**Written exercise**
Read the records below and copy each line that contains "изданіе".

**Working data**
********************

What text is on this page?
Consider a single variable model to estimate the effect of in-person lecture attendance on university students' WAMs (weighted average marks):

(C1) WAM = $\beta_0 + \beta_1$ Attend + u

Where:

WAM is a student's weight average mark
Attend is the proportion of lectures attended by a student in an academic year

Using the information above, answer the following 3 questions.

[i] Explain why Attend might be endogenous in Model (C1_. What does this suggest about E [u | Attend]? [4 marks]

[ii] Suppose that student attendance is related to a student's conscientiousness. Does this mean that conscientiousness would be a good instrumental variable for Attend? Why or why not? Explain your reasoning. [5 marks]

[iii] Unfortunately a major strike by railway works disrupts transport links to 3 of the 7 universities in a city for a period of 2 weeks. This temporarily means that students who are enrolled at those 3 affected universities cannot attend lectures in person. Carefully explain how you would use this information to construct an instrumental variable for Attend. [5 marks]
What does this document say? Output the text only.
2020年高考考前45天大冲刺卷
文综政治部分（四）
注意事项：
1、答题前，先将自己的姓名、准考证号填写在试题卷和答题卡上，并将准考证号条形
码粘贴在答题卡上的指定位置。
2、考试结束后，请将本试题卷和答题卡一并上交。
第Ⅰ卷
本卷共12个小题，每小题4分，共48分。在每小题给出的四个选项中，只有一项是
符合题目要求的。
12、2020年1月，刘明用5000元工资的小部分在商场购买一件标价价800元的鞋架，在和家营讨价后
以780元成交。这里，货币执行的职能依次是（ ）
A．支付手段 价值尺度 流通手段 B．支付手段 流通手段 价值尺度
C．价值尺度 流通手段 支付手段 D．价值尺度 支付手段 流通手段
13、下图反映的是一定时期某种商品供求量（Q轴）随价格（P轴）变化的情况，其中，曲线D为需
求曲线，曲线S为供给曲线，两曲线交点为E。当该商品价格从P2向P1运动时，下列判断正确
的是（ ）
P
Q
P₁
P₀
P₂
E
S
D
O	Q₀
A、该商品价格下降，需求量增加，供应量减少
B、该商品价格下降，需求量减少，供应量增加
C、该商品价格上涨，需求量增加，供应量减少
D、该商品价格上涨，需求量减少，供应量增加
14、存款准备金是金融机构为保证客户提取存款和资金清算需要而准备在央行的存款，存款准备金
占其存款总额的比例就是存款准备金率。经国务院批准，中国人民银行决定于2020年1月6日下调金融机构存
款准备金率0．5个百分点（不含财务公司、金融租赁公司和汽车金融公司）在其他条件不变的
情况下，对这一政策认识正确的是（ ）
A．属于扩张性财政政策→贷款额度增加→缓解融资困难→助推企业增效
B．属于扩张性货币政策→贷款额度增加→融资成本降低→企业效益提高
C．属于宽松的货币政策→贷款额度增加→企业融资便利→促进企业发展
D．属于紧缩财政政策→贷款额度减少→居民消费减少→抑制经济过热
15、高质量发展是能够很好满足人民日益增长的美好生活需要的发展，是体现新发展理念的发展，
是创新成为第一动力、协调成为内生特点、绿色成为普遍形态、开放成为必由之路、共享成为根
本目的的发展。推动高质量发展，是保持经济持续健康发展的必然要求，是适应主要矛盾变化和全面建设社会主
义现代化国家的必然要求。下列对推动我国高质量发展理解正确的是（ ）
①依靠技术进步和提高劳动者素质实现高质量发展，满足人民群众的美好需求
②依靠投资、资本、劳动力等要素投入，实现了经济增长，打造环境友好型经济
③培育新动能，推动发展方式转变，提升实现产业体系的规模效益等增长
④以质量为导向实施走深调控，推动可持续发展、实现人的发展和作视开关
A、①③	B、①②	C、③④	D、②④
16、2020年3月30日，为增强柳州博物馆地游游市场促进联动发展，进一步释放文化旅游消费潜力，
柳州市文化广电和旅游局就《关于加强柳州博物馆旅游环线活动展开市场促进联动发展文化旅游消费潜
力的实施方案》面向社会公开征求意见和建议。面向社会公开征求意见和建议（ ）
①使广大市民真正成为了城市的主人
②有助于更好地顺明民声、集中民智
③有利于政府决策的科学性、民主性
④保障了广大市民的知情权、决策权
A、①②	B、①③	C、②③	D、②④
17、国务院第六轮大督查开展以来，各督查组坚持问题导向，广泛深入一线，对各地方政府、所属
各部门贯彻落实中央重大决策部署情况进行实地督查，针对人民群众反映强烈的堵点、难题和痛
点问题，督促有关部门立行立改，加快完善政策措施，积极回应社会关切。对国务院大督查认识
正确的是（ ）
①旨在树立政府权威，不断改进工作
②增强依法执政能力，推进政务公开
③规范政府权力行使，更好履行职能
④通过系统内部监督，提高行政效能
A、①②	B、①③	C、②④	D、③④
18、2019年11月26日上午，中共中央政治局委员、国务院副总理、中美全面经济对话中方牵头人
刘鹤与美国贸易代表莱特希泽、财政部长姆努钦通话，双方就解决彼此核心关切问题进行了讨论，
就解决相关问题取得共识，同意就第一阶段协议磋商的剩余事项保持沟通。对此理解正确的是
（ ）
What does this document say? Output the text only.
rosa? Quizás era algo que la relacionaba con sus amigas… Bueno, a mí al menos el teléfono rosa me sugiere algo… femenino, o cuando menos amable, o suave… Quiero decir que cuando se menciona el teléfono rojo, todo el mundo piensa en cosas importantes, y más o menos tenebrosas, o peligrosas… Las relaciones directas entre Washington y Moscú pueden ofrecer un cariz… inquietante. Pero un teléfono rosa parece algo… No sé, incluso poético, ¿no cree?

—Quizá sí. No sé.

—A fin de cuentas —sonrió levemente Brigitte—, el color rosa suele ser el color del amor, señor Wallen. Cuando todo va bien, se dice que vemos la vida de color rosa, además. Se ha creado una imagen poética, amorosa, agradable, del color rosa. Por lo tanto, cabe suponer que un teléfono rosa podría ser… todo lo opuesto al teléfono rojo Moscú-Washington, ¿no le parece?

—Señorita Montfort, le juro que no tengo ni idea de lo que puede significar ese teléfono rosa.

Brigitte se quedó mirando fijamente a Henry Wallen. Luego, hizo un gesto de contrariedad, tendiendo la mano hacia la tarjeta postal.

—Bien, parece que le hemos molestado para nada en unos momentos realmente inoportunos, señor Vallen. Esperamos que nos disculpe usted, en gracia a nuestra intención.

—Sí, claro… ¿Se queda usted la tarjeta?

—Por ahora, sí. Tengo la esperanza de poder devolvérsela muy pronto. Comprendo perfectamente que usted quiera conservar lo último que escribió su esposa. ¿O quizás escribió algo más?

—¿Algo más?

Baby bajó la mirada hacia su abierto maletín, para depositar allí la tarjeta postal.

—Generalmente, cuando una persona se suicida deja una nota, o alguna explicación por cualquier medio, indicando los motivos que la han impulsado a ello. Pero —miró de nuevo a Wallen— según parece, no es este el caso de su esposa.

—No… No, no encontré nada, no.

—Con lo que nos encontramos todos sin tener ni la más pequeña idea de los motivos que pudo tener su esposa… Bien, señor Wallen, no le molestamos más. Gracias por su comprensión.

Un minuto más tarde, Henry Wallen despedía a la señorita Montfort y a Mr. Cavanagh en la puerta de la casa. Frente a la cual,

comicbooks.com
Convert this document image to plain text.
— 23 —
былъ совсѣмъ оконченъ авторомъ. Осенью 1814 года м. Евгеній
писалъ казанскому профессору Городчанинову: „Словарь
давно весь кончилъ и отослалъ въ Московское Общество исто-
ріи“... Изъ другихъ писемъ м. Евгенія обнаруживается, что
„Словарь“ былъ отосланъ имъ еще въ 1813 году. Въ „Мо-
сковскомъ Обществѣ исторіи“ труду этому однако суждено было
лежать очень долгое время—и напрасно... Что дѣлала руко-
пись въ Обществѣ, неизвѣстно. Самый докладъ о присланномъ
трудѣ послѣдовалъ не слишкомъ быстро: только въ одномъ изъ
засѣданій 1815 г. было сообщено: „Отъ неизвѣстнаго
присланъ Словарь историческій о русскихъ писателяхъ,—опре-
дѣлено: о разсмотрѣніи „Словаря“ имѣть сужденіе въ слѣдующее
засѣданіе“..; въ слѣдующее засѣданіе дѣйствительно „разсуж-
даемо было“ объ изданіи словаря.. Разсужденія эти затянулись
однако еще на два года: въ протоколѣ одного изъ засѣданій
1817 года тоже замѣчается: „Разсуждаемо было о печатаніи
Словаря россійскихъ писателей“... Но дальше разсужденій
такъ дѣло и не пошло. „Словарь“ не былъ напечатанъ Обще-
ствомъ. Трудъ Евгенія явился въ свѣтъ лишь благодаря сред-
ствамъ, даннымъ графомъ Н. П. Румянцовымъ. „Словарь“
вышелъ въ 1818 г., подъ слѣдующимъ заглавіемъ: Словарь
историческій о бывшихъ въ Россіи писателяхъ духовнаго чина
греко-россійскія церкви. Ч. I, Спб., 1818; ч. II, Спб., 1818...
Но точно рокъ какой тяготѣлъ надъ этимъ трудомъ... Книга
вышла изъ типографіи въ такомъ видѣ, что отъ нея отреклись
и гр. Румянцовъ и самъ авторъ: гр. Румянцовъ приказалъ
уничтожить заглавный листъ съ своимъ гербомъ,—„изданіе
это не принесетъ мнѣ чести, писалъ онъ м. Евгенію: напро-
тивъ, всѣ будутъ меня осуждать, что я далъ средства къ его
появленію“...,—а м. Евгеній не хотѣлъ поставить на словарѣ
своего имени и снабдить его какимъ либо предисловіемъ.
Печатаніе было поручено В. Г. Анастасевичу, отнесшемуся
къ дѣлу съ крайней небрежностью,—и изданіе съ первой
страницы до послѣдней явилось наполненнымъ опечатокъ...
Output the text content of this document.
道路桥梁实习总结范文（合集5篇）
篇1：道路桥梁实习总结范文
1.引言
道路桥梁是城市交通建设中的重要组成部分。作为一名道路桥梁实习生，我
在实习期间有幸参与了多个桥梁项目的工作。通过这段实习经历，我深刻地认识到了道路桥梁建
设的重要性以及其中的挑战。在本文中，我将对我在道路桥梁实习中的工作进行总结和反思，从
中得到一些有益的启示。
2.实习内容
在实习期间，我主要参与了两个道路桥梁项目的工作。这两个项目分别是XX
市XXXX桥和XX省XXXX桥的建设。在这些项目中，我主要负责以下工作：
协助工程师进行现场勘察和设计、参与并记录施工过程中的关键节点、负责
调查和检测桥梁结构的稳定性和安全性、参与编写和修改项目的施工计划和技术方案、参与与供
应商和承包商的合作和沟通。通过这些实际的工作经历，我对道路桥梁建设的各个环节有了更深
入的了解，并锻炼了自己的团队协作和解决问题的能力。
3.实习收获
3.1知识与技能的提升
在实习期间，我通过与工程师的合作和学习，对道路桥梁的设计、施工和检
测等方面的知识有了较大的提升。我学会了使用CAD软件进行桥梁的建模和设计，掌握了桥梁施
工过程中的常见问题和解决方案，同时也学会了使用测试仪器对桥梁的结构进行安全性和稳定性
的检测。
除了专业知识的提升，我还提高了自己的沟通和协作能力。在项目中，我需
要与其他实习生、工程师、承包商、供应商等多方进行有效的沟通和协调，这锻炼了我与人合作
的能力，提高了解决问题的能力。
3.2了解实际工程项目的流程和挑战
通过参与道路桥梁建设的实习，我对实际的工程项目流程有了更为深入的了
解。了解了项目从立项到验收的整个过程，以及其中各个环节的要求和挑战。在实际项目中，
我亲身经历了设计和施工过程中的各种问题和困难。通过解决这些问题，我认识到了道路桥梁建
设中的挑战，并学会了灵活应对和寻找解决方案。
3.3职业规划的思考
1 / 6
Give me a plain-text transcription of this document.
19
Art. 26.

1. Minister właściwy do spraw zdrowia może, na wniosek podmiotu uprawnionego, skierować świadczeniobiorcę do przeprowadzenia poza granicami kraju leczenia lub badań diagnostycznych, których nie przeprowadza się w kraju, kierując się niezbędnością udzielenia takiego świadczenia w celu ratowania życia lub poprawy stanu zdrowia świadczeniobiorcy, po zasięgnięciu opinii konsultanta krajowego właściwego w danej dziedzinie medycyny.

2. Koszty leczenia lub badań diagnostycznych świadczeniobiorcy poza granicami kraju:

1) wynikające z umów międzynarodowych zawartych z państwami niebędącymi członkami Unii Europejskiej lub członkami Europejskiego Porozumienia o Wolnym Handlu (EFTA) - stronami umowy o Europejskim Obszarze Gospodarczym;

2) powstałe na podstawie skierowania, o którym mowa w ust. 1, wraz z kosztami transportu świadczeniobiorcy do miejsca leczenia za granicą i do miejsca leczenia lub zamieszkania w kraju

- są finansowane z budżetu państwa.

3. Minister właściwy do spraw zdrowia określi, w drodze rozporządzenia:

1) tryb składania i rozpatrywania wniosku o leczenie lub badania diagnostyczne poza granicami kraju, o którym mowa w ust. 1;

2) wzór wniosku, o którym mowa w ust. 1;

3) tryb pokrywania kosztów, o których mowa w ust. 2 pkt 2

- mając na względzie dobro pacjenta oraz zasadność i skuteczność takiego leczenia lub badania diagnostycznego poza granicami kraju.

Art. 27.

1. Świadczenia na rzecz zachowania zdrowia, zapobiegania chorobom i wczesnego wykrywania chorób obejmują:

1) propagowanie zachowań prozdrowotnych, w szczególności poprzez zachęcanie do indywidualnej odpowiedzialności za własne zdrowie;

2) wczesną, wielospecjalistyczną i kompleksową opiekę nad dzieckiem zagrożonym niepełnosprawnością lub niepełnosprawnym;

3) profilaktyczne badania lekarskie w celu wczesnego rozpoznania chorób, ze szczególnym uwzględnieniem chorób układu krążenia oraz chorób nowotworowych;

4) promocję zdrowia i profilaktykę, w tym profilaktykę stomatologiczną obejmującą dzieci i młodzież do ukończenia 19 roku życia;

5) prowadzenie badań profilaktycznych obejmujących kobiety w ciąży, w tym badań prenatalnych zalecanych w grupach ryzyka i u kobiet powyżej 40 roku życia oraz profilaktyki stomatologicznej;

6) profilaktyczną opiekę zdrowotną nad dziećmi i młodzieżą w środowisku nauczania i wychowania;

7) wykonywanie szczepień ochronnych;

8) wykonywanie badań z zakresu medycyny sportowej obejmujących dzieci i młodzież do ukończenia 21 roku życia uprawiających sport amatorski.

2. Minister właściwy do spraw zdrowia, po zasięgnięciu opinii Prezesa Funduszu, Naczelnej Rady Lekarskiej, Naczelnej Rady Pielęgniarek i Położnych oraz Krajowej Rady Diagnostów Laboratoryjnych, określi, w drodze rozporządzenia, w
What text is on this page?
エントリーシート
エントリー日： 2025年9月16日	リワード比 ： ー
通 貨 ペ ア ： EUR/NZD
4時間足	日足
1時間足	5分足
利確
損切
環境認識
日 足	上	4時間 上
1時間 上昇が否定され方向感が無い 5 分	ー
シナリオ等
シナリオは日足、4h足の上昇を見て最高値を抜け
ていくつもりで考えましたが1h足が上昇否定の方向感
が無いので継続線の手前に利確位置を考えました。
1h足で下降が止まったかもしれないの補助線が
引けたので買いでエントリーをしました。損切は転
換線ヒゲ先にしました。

********************

**Task response**
уничтожить заглавный листъ съ своимъ гербомъ,—„изданіе
къ дѣлу съ крайней небрежностью,—и изданіе съ первой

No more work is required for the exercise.